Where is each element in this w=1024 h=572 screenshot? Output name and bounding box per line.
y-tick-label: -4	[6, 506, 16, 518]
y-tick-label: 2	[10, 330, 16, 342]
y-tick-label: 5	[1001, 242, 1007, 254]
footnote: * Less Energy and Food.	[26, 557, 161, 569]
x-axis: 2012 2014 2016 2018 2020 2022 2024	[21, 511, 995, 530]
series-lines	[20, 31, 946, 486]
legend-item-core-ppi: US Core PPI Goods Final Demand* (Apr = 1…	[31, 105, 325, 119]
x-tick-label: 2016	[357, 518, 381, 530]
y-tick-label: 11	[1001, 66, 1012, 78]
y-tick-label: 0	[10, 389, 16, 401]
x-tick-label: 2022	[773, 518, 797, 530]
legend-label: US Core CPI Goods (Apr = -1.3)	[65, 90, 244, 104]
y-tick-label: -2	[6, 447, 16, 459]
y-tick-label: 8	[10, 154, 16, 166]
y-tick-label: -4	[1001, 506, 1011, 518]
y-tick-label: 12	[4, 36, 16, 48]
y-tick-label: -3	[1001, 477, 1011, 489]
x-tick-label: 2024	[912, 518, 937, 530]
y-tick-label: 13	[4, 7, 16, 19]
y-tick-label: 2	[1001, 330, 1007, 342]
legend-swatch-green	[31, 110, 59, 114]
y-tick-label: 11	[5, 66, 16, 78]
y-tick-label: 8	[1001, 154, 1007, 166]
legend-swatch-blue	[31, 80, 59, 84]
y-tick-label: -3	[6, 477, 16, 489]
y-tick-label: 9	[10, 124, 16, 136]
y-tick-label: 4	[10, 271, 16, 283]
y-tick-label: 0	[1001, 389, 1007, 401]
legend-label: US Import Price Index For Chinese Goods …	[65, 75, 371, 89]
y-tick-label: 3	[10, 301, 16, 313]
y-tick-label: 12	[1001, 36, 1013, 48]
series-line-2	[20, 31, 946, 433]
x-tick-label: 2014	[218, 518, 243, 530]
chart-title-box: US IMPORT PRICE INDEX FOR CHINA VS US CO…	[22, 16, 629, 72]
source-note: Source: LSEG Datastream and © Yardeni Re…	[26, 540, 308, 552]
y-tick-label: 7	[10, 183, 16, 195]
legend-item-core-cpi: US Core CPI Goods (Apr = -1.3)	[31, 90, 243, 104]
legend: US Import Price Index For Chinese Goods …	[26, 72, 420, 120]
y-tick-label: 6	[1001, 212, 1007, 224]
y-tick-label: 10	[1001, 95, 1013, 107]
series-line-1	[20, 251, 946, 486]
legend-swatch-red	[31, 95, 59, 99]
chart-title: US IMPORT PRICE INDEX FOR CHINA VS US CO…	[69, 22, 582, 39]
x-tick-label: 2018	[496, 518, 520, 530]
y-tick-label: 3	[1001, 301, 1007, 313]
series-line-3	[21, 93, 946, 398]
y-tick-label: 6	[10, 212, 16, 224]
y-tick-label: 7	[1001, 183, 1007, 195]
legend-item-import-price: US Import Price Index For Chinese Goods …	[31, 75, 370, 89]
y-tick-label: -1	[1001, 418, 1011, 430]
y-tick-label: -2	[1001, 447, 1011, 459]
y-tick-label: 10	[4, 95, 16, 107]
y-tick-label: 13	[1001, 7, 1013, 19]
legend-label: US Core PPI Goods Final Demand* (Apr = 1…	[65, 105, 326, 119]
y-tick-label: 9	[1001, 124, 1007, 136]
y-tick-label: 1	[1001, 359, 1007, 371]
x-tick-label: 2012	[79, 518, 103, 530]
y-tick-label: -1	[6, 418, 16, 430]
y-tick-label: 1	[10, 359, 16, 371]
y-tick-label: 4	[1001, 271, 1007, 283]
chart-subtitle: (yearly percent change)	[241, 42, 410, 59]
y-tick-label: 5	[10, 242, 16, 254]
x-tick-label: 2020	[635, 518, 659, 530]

- _SET EXERCISE_
Reproduce the lines above, changing every "y-tick-label" to "y-axis-tick" and leaving everything else unchanged.

- _FINAL RESULT_
Where is each element in this w=1024 h=572 screenshot? Output name and bounding box per line.
y-axis-tick: -4	[6, 506, 16, 518]
y-axis-tick: 2	[10, 330, 16, 342]
y-axis-tick: 5	[1001, 242, 1007, 254]
footnote: * Less Energy and Food.	[26, 557, 161, 569]
x-axis: 2012 2014 2016 2018 2020 2022 2024	[21, 511, 995, 530]
series-lines	[20, 31, 946, 486]
legend-item-core-ppi: US Core PPI Goods Final Demand* (Apr = 1…	[31, 105, 325, 119]
x-tick-label: 2016	[357, 518, 381, 530]
y-axis-tick: 11	[1001, 66, 1012, 78]
y-axis-tick: 0	[10, 389, 16, 401]
x-tick-label: 2022	[773, 518, 797, 530]
legend-label: US Core CPI Goods (Apr = -1.3)	[65, 90, 244, 104]
y-axis-tick: -2	[6, 447, 16, 459]
y-axis-tick: 8	[10, 154, 16, 166]
y-axis-tick: -4	[1001, 506, 1011, 518]
y-axis-tick: 12	[4, 36, 16, 48]
y-axis-tick: -3	[1001, 477, 1011, 489]
x-tick-label: 2024	[912, 518, 937, 530]
y-axis-tick: 13	[4, 7, 16, 19]
y-axis-tick: 2	[1001, 330, 1007, 342]
legend-swatch-green	[31, 110, 59, 114]
y-axis-tick: 11	[5, 66, 16, 78]
y-axis-tick: 8	[1001, 154, 1007, 166]
legend-swatch-blue	[31, 80, 59, 84]
y-axis-tick: -3	[6, 477, 16, 489]
y-axis-tick: 9	[10, 124, 16, 136]
y-axis-tick: 4	[10, 271, 16, 283]
y-axis-tick: 0	[1001, 389, 1007, 401]
legend-label: US Import Price Index For Chinese Goods …	[65, 75, 371, 89]
y-axis-tick: 3	[10, 301, 16, 313]
y-axis-tick: 12	[1001, 36, 1013, 48]
series-line-2	[20, 31, 946, 433]
x-tick-label: 2014	[218, 518, 243, 530]
chart-title-box: US IMPORT PRICE INDEX FOR CHINA VS US CO…	[22, 16, 629, 72]
source-note: Source: LSEG Datastream and © Yardeni Re…	[26, 540, 308, 552]
y-axis-tick: 7	[10, 183, 16, 195]
legend-item-core-cpi: US Core CPI Goods (Apr = -1.3)	[31, 90, 243, 104]
legend: US Import Price Index For Chinese Goods …	[26, 72, 420, 120]
y-axis-tick: 6	[1001, 212, 1007, 224]
y-axis-tick: 10	[1001, 95, 1013, 107]
series-line-1	[20, 251, 946, 486]
legend-swatch-red	[31, 95, 59, 99]
chart-title: US IMPORT PRICE INDEX FOR CHINA VS US CO…	[69, 22, 582, 39]
x-tick-label: 2018	[496, 518, 520, 530]
y-axis-tick: 3	[1001, 301, 1007, 313]
series-line-3	[21, 93, 946, 398]
y-axis-tick: 6	[10, 212, 16, 224]
y-axis-tick: 7	[1001, 183, 1007, 195]
legend-item-import-price: US Import Price Index For Chinese Goods …	[31, 75, 370, 89]
y-axis-tick: -1	[1001, 418, 1011, 430]
y-axis-tick: -2	[1001, 447, 1011, 459]
y-axis-tick: 10	[4, 95, 16, 107]
y-axis-tick: 13	[1001, 7, 1013, 19]
legend-label: US Core PPI Goods Final Demand* (Apr = 1…	[65, 105, 326, 119]
y-axis-tick: 9	[1001, 124, 1007, 136]
y-axis-tick: 1	[1001, 359, 1007, 371]
x-tick-label: 2012	[79, 518, 103, 530]
y-axis-tick: -1	[6, 418, 16, 430]
y-axis-tick: 1	[10, 359, 16, 371]
y-axis-tick: 4	[1001, 271, 1007, 283]
chart-subtitle: (yearly percent change)	[241, 42, 410, 59]
y-axis-tick: 5	[10, 242, 16, 254]
x-tick-label: 2020	[635, 518, 659, 530]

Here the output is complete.